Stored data
** BEGIN **
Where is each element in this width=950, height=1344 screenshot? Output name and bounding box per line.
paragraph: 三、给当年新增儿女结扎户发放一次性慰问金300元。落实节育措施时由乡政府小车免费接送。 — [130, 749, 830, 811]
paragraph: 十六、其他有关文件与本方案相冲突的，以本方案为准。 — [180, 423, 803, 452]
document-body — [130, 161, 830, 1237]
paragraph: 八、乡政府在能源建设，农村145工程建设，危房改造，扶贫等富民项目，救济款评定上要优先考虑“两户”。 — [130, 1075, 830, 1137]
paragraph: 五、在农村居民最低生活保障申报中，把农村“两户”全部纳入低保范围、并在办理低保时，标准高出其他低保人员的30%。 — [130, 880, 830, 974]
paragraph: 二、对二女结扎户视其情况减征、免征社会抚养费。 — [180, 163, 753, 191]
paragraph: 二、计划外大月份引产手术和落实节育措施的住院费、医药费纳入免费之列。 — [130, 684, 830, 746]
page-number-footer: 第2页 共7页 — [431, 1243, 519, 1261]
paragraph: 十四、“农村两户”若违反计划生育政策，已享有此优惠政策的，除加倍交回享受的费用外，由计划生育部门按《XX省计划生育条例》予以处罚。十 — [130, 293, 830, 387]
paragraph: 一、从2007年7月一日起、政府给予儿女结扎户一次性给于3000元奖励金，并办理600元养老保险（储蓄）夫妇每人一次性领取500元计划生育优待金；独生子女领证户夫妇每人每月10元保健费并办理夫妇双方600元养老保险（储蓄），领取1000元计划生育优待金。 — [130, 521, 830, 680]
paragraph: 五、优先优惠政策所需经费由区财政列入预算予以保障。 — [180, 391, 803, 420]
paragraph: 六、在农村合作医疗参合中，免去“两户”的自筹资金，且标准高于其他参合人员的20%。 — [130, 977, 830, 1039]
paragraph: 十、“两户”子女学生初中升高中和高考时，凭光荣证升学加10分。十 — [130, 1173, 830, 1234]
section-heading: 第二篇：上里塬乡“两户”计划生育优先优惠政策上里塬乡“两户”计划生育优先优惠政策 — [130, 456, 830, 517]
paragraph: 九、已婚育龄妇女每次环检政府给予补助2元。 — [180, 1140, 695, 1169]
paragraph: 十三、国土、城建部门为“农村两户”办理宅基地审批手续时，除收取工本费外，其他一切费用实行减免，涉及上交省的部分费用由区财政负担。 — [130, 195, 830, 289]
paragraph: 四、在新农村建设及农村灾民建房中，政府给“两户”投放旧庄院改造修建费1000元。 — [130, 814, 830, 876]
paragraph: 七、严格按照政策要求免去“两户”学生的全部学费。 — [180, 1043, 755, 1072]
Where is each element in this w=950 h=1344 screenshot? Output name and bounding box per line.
** END **
** BEGIN **
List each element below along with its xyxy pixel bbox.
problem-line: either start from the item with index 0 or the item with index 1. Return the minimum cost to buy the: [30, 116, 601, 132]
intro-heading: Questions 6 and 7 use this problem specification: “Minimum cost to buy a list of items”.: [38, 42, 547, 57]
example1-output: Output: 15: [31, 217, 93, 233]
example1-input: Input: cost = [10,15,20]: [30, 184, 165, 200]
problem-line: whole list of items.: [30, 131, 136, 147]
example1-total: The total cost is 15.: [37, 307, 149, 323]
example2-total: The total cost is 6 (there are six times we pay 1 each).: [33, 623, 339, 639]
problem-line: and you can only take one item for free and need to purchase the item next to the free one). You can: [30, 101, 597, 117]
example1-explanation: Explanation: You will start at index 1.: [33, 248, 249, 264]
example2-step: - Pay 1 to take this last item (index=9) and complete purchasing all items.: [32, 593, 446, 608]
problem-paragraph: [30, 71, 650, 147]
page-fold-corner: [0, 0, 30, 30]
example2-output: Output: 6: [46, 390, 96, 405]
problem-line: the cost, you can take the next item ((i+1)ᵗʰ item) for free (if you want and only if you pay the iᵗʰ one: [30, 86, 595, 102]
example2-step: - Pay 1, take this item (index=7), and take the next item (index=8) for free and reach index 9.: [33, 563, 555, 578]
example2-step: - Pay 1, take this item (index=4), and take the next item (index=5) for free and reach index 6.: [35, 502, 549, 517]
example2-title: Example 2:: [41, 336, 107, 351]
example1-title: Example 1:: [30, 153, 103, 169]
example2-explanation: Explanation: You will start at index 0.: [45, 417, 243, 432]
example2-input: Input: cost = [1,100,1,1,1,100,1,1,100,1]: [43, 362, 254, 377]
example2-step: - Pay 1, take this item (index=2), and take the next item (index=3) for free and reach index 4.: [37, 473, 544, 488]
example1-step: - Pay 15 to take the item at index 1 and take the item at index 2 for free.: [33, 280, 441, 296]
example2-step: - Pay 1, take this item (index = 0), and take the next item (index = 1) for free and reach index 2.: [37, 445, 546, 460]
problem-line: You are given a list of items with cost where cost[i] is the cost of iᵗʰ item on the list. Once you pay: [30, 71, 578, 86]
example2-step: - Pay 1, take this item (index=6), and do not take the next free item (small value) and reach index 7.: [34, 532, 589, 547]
** END **
Problem to work on
Gather every line in the listing above that contains the string "title" and copy each one out. Case counts.

The completed task
example2-title: Example 2:: [41, 336, 107, 351]
example1-title: Example 1:: [30, 153, 103, 169]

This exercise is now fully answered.